* _TASK ITEM_: Please copy each line of the records below that holds the word "Hemipenes".

☆ ☆ ☆ ☆

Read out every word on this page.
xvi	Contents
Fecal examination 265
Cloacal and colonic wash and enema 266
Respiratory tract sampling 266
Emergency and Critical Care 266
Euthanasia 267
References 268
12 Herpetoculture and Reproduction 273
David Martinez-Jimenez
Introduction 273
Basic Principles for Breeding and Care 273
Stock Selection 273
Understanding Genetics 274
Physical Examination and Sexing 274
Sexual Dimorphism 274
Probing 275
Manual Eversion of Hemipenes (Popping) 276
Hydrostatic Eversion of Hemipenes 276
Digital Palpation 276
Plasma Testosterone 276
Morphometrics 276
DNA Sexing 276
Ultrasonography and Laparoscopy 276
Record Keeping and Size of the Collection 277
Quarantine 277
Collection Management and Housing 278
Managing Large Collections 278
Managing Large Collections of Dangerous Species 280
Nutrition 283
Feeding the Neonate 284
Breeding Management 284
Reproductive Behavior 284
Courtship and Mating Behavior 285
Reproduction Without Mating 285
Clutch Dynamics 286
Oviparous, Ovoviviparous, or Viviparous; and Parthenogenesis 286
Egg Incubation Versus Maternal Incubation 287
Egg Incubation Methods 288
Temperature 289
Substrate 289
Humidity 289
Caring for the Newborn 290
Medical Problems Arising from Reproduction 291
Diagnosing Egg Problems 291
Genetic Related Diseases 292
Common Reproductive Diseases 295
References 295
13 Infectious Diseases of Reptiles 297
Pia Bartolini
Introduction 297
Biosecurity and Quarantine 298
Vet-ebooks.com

☆ ☆ ☆ ☆

* _EXERCISE OUTPUT_:
Manual Eversion of Hemipenes (Popping) 276
Hydrostatic Eversion of Hemipenes 276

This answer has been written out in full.